**WORK INSTRUCTIONS**
Make an exact copy of the data below, leaving out every picture.

**SOURCE DATA**
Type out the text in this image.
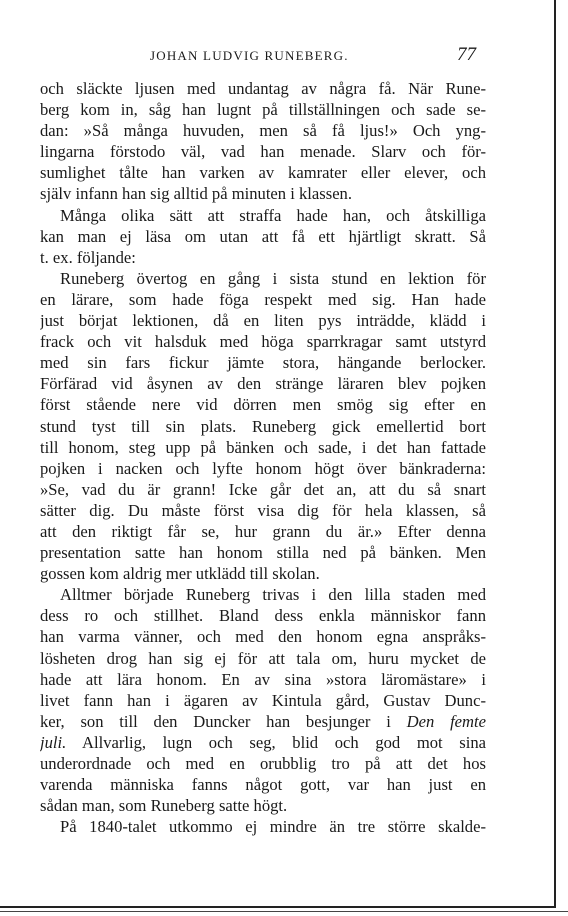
JOHAN LUDVIG RUNEBERG.	77
och släckte ljusen med undantag av några få. När Rune-
berg kom in, såg han lugnt på tillställningen och sade se-
dan: »Så många huvuden, men så få ljus!» Och yng-
lingarna förstodo väl, vad han menade. Slarv och för-
sumlighet tålte han varken av kamrater eller elever, och
själv infann han sig alltid på minuten i klassen.
Många olika sätt att straffa hade han, och åtskilliga
kan man ej läsa om utan att få ett hjärtligt skratt. Så
t. ex. följande:
Runeberg övertog en gång i sista stund en lektion för
en lärare, som hade föga respekt med sig. Han hade
just börjat lektionen, då en liten pys inträdde, klädd i
frack och vit halsduk med höga sparrkragar samt utstyrd
med sin fars fickur jämte stora, hängande berlocker.
Förfärad vid åsynen av den stränge läraren blev pojken
först stående nere vid dörren men smög sig efter en
stund tyst till sin plats. Runeberg gick emellertid bort
till honom, steg upp på bänken och sade, i det han fattade
pojken i nacken och lyfte honom högt över bänkraderna:
»Se, vad du är grann! Icke går det an, att du så snart
sätter dig. Du måste först visa dig för hela klassen, så
att den riktigt får se, hur grann du är.» Efter denna
presentation satte han honom stilla ned på bänken. Men
gossen kom aldrig mer utklädd till skolan.
Alltmer började Runeberg trivas i den lilla staden med
dess ro och stillhet. Bland dess enkla människor fann
han varma vänner, och med den honom egna anspråks-
lösheten drog han sig ej för att tala om, huru mycket de
hade att lära honom. En av sina »stora läromästare» i
livet fann han i ägaren av Kintula gård, Gustav Dunc-
ker, son till den Duncker han besjunger i Den femte
juli. Allvarlig, lugn och seg, blid och god mot sina
underordnade och med en orubblig tro på att det hos
varenda människa fanns något gott, var han just en
sådan man, som Runeberg satte högt.
På 1840-talet utkommo ej mindre än tre större skalde-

**TASK RESULT**
Type out the text in this image.
JOHAN LUDVIG RUNEBERG.	77
och släckte ljusen med undantag av några få. När Rune-
berg kom in, såg han lugnt på tillställningen och sade se-
dan: »Så många huvuden, men så få ljus!» Och yng-
lingarna förstodo väl, vad han menade. Slarv och för-
sumlighet tålte han varken av kamrater eller elever, och
själv infann han sig alltid på minuten i klassen.
Många olika sätt att straffa hade han, och åtskilliga
kan man ej läsa om utan att få ett hjärtligt skratt. Så
t. ex. följande:
Runeberg övertog en gång i sista stund en lektion för
en lärare, som hade föga respekt med sig. Han hade
just börjat lektionen, då en liten pys inträdde, klädd i
frack och vit halsduk med höga sparrkragar samt utstyrd
med sin fars fickur jämte stora, hängande berlocker.
Förfärad vid åsynen av den stränge läraren blev pojken
först stående nere vid dörren men smög sig efter en
stund tyst till sin plats. Runeberg gick emellertid bort
till honom, steg upp på bänken och sade, i det han fattade
pojken i nacken och lyfte honom högt över bänkraderna:
»Se, vad du är grann! Icke går det an, att du så snart
sätter dig. Du måste först visa dig för hela klassen, så
att den riktigt får se, hur grann du är.» Efter denna
presentation satte han honom stilla ned på bänken. Men
gossen kom aldrig mer utklädd till skolan.
Alltmer började Runeberg trivas i den lilla staden med
dess ro och stillhet. Bland dess enkla människor fann
han varma vänner, och med den honom egna anspråks-
lösheten drog han sig ej för att tala om, huru mycket de
hade att lära honom. En av sina »stora läromästare» i
livet fann han i ägaren av Kintula gård, Gustav Dunc-
ker, son till den Duncker han besjunger i Den femte
juli. Allvarlig, lugn och seg, blid och god mot sina
underordnade och med en orubblig tro på att det hos
varenda människa fanns något gott, var han just en
sådan man, som Runeberg satte högt.
På 1840-talet utkommo ej mindre än tre större skalde-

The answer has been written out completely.